### WHAT THE TASK REQUIRES
Copy every line of the data that includes the string "terres".

Extracted data entries

-=-=-

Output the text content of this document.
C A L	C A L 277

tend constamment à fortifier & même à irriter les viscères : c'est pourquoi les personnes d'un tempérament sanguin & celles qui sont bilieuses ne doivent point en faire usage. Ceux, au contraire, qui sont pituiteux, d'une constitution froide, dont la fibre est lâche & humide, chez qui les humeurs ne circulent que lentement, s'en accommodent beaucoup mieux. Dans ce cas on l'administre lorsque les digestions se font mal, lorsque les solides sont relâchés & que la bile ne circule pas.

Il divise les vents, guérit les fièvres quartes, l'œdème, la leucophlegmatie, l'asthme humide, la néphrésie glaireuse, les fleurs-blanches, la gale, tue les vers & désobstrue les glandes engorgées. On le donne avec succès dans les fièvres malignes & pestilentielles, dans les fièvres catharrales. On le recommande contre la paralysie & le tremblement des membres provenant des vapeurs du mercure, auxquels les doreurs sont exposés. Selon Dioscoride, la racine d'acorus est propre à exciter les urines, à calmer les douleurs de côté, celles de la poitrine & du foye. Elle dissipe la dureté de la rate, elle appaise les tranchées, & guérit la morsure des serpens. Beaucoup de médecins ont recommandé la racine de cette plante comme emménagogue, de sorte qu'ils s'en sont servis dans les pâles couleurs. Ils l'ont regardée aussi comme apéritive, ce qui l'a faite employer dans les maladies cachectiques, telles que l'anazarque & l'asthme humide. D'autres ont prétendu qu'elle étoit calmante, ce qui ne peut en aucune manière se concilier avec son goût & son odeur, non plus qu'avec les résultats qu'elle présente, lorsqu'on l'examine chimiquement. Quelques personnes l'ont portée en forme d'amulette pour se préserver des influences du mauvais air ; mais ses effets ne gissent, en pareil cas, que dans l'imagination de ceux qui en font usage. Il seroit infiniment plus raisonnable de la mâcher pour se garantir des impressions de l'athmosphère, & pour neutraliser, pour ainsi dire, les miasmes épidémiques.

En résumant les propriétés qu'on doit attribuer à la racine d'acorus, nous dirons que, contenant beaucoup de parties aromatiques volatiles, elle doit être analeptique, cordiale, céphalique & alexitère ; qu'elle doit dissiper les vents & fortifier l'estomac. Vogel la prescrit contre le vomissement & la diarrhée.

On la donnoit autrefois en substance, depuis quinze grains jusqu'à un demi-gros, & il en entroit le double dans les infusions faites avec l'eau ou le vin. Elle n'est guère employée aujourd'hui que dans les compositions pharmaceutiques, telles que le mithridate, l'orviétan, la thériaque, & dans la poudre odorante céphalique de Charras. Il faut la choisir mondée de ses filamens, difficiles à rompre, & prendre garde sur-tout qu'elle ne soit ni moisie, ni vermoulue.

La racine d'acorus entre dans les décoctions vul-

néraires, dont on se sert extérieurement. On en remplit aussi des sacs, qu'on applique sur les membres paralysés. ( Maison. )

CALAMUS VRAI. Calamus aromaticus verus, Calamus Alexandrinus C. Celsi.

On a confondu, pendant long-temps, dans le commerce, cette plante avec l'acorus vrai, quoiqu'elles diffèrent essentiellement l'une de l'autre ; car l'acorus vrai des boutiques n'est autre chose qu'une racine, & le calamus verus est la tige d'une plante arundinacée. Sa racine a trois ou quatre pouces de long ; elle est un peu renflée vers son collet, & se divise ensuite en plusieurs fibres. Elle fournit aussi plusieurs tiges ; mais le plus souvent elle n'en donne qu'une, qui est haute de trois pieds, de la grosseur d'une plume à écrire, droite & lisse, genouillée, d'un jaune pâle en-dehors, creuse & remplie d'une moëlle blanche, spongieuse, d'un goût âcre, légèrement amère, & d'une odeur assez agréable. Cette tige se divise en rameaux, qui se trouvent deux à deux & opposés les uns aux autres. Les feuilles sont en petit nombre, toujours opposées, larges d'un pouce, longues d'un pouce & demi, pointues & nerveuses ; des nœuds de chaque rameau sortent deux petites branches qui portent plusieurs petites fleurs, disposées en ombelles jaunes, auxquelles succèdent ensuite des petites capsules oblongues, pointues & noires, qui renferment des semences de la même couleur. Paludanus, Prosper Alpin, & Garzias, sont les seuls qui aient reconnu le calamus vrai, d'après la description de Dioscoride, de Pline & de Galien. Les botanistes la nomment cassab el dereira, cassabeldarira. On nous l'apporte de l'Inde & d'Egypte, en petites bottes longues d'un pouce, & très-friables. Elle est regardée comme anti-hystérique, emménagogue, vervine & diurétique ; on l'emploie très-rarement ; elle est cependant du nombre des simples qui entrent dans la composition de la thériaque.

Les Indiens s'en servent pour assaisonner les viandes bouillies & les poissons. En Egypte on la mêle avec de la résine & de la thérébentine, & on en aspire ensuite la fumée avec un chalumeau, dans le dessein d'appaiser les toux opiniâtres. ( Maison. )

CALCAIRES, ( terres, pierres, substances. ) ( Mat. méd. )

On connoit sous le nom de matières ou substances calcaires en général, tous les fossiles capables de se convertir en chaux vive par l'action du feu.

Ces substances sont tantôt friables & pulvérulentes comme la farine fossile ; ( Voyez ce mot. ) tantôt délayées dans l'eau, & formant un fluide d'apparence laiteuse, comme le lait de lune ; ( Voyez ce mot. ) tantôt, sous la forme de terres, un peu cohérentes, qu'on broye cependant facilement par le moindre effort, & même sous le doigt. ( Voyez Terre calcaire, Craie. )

-=-=-

### SOLUTION FOR THIS PROBLEM
CALCAIRES, ( terres, pierres, substances. ) ( Mat. méd. )
Ces substances sont tantôt friables & pulvérulentes comme la farine fossile ; ( Voyez ce mot. ) tantôt délayées dans l'eau, & formant un fluide d'apparence laiteuse, comme le lait de lune ; ( Voyez ce mot. ) tantôt, sous la forme de terres, un peu cohérentes, qu'on broye cependant facilement par le moindre effort, & même sous le doigt. ( Voyez Terre calcaire, Craie. )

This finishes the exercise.